:: Objective ::
Below are the records; collect from them each line containing the string "三抓三促".

-- begin Records for this task --

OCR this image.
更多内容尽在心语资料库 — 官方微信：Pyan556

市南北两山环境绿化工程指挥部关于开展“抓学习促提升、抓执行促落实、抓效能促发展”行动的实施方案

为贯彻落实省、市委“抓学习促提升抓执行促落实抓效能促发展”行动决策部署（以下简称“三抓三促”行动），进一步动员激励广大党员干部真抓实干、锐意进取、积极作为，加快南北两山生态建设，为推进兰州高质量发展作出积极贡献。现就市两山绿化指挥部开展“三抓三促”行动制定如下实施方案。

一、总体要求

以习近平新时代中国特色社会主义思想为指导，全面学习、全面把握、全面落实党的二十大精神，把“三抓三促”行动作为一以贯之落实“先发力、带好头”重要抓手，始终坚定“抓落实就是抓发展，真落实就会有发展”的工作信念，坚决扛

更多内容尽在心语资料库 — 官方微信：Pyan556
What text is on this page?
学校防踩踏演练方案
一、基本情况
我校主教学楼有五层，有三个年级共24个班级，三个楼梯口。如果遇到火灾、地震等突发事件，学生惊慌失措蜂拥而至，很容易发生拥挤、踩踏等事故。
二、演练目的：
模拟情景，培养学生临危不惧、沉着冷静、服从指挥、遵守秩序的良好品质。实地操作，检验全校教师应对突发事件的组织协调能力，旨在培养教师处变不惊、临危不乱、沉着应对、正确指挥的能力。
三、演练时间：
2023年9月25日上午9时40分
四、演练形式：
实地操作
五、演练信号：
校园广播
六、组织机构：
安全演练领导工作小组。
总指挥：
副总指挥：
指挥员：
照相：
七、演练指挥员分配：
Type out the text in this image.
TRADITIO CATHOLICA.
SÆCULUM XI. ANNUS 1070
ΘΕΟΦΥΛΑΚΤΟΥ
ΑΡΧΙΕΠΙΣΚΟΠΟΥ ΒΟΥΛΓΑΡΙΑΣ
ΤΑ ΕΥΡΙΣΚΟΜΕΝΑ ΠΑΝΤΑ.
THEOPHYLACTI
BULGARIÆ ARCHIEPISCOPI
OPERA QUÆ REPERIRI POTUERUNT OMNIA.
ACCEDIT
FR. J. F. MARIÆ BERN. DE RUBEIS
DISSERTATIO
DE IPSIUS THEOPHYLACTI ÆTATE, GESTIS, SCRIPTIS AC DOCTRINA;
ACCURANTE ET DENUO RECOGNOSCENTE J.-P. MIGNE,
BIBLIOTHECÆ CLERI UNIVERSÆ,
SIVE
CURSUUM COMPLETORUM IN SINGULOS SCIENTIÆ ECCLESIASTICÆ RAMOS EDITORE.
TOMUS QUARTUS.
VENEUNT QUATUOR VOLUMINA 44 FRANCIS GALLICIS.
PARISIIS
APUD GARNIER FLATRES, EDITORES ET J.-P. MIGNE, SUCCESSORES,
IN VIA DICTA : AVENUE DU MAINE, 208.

-- end Records for this task --

:: Written answer ::
为贯彻落实省、市委“抓学习促提升抓执行促落实抓效能促发展”行动决策部署（以下简称“三抓三促”行动），进一步动员激励广大党员干部真抓实干、锐意进取、积极作为，加快南北两山生态建设，为推进兰州高质量发展作出积极贡献。现就市两山绿化指挥部开展“三抓三促”行动制定如下实施方案。
以习近平新时代中国特色社会主义思想为指导，全面学习、全面把握、全面落实党的二十大精神，把“三抓三促”行动作为一以贯之落实“先发力、带好头”重要抓手，始终坚定“抓落实就是抓发展，真落实就会有发展”的工作信念，坚决扛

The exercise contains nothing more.